**SHORT EXERCISE**
All entries below need to be written out exactly, but without their pictures.

**DATA FOR THIS EXERCISE**
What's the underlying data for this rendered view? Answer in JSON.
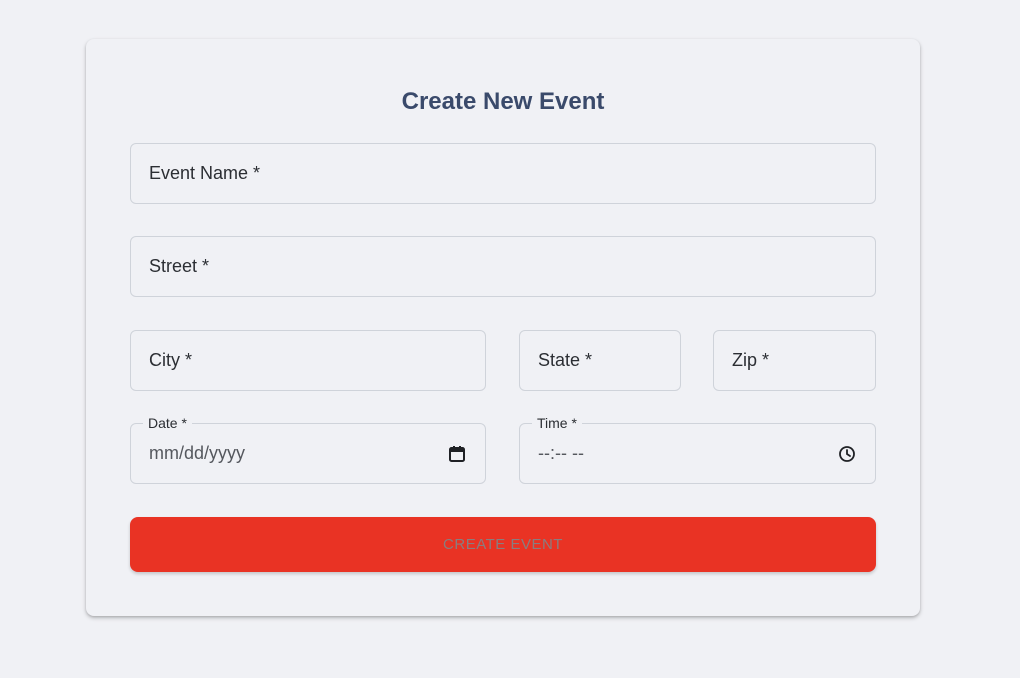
{
  "form": {
    "title": "Create New Event",
    "event_name_label": "Event Name *",
    "street_label": "Street *",
    "city_label": "City *",
    "state_label": "State *",
    "zip_label": "Zip *",
    "date_label": "Date *",
    "date_placeholder": "mm/dd/yyyy",
    "time_label": "Time *",
    "time_placeholder": "--:-- --",
    "submit_label": "CREATE EVENT"
  },
  "icons": {
    "date": "calendar-icon",
    "time": "clock-icon"
  },
  "colors": {
    "title": "#3a4a6b",
    "button": "#e93324",
    "background": "#f0f1f5"
  }
}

**SOLUTION FOR THIS TASK**
What's the underlying data for this rendered view? Answer in JSON.
{
  "form": {
    "title": "Create New Event",
    "event_name_label": "Event Name *",
    "street_label": "Street *",
    "city_label": "City *",
    "state_label": "State *",
    "zip_label": "Zip *",
    "date_label": "Date *",
    "date_placeholder": "mm/dd/yyyy",
    "time_label": "Time *",
    "time_placeholder": "--:-- --",
    "submit_label": "CREATE EVENT"
  },
  "icons": {
    "date": "calendar-icon",
    "time": "clock-icon"
  },
  "colors": {
    "title": "#3a4a6b",
    "button": "#e93324",
    "background": "#f0f1f5"
  }
}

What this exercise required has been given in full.